##### MATERIAL SHOWN
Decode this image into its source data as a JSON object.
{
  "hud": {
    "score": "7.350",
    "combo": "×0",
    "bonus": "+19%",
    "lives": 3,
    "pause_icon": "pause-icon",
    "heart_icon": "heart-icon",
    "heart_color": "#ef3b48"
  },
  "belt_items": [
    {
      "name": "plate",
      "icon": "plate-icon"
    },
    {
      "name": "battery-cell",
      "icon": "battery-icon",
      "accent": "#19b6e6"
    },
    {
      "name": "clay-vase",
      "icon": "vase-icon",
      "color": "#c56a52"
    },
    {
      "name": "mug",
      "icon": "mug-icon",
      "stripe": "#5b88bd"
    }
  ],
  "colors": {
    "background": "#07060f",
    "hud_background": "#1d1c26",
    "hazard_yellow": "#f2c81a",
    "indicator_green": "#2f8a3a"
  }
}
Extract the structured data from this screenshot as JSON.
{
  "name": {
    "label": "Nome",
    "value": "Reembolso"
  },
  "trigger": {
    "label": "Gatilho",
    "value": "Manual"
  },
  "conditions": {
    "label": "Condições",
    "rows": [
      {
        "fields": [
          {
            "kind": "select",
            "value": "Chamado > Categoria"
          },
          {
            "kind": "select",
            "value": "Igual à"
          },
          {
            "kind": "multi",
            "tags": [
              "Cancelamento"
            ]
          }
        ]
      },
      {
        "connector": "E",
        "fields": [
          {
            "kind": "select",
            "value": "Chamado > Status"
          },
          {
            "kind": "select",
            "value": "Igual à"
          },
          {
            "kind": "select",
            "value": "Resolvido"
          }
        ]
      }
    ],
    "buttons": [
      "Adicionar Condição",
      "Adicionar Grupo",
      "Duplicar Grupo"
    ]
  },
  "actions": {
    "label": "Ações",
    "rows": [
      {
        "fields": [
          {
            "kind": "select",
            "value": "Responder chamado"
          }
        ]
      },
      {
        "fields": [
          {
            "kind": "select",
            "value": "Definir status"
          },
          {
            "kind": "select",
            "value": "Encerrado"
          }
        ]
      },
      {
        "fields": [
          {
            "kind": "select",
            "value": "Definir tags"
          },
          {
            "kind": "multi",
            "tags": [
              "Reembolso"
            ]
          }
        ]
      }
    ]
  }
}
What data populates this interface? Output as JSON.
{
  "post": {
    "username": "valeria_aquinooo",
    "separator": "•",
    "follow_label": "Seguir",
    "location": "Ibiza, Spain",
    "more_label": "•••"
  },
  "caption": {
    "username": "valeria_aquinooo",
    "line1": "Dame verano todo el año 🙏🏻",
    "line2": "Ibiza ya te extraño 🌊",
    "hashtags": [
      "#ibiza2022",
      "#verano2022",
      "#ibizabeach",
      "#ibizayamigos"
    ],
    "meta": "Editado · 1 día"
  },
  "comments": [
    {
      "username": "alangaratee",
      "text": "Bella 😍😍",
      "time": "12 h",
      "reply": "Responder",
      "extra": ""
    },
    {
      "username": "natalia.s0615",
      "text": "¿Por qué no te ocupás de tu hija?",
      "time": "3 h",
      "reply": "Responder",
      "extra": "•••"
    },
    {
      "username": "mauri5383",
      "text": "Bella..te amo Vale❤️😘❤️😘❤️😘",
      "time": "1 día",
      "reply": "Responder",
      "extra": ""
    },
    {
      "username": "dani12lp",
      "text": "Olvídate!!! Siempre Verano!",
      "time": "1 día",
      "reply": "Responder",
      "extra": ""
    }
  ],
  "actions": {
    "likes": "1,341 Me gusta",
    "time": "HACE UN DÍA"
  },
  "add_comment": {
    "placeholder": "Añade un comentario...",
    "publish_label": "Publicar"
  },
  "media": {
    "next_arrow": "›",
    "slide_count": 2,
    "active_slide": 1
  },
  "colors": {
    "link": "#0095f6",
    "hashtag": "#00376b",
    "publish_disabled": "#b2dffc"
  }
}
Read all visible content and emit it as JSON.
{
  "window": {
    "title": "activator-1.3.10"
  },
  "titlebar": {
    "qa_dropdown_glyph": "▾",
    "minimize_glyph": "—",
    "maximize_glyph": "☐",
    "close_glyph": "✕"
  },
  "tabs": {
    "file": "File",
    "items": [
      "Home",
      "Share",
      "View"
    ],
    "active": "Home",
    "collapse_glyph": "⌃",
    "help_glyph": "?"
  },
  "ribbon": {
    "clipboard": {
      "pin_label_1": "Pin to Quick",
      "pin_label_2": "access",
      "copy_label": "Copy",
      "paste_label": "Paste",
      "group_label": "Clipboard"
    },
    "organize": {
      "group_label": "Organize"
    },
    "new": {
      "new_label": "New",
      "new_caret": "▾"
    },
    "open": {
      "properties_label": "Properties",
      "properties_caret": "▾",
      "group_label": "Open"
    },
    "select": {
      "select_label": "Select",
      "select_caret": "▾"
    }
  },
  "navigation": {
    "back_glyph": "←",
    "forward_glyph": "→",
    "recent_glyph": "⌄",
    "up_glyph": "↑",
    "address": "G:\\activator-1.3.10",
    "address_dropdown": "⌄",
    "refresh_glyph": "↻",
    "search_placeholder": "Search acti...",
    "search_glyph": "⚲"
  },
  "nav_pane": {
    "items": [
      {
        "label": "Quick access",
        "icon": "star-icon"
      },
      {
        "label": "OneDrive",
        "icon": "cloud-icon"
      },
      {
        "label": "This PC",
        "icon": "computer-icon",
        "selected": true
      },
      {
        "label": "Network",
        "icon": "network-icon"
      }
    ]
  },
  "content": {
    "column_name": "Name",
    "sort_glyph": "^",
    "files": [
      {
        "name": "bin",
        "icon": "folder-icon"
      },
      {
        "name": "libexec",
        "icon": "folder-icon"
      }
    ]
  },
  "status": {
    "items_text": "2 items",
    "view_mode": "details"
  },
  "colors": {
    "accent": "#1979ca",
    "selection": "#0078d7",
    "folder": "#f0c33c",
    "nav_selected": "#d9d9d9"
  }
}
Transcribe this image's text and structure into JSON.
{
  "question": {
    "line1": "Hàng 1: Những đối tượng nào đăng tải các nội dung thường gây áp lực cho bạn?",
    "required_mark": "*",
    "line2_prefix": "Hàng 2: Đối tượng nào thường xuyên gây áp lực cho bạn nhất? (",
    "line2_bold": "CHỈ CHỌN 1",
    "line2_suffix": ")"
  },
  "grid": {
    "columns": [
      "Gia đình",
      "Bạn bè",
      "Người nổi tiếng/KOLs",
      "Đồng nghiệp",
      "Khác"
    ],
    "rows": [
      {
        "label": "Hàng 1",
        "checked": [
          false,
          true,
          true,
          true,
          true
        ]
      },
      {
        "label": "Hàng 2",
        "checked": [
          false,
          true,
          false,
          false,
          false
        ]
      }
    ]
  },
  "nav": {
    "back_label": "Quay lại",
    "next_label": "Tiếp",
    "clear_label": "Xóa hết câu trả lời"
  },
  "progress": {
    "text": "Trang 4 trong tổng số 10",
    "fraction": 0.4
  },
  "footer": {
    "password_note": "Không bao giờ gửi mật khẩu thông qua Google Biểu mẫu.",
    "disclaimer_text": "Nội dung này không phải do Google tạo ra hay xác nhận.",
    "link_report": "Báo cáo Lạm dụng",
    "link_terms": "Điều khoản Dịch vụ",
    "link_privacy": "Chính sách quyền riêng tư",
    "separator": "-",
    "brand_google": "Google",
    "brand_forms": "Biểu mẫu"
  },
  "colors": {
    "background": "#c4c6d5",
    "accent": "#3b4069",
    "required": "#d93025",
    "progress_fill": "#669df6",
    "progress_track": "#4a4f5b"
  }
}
##########
■ WHAT IS REQUIRED ■
Sift the material for lines with the string "access". Copy each one found.

■ REPLY ■
      "pin_label_2": "access",
        "label": "Quick access",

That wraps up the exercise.